Rewrite the circular economy building article, starting with "The environmental agenda" and going on through "whole of society.", so that "climate agenda" stands in place of "environmental agenda".
Begin PAGE
In September 2019, Zero Waste Scotland in collaboration with The Alliance of Sustainable Building Products and Architecture and Design Scotland hosted the event ‘Circular Economy Materials for Low Carbon Healthy Buildings’ at The Lighthouse in Glasgow. The free daylong event focussed on discussions relating to natural and recycled materials and how they can support a circular economy.

Clive Bowman, Construction Project Manager for Zero Waste Scotland. Through my current and previous roles as a Chartered Landscape Architect, a contractor and a spatial policy researcher, I have had a long-term interest in how we can create a sustainable built environment fit for current and future communities. The answer for me lies with the guiding principles of a circular economy.

Taking these principles and applying them to the built environment, they need to be applied at both a strategic planning and a detailed design level to ensure that all future developments are resource-efficient across all aspects of the sector. When we talk about resource efficiency it is easy to get stuck on the subject of waste and recycling, but a true holistic circular economy approach is much more.

Circular Economy Approach:

The journey to a circular utopia starts with design. For example, a new housing development should be located, laid out and designed to use a minimum amount of resources. The component products and construction materials need to be high quality, come from a renewable source, be carbon neutral or positive and be healthy to the whole ecosystem. They also need to be easily recovered and have the ability to be reused again and again and again.

A circular economy built environment also ensures that the people occupying those buildings will use fewer resources throughout their lives. If their homes are energy-efficient, located close to work/education and promotes a high level of wellbeing, occupiers of those buildings will use less energy, infrastructure and health care resources, and are likely to be more productive.


This was the theme of the free seminar ‘Circular Economy Materials for Low Carbon, Healthy Buildings’, held at The Lighthouse, Glasgow on the 19th September 2019. It was an event jointly organised by Zero Waste Scotland, The Alliance for Sustainable Building Products and Architecture and Design Scotland. Presentations covered circular economy design principles using circular construction materials and the associated health benefits of natural/bio-based circular economy materials. These inspiring talks, together with a visit to the Architecture and Design Scotland’s Library of Sustainable Building Materials and a speed dating session with product manufacturers made it a very successful event.

Biophilic Design:

Elina Grigoriou from Grigoriou Interiors presentation made me think more about the impact that a good or bad construction material can have on our mental health. Elina highlighted some studies showing that selecting natural materials has been proven to have a direct impact on people’s sense of wellbeing and can reduce stress. This was further reinforced by a great presentation on biophilic design by Joe Clancy of WSP, Edinburgh. Biophilic design used in architecture can connect building and external space occupants more closely to nature. It incorporates the use of natural lighting and ventilation, natural landscape materials (including plants), colours, shapes and patterns to create a more productive and healthier built environment for people.

Carbon Emissions:

The environmental agenda is currently dominated by a drive to reduce carbon emissions from transport and energy use. When we look deeper into the opportunities that the built environment has to reduce carbon, much of the potential gains are related to embodied carbon emissions. The secondary effects of where, how and what we build our buildings with have carbon implications across the whole of society.
End PAGE
Begin STORED DATA
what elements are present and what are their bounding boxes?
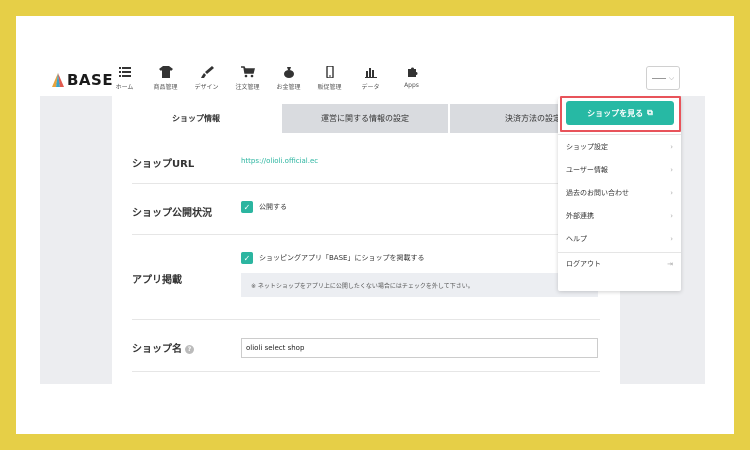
End STORED DATA
## PROBLEM SOLUTION
The climate agenda is currently dominated by a drive to reduce carbon emissions from transport and energy use. When we look deeper into the opportunities that the built environment has to reduce carbon, much of the potential gains are related to embodied carbon emissions. The secondary effects of where, how and what we build our buildings with have carbon implications across the whole of society.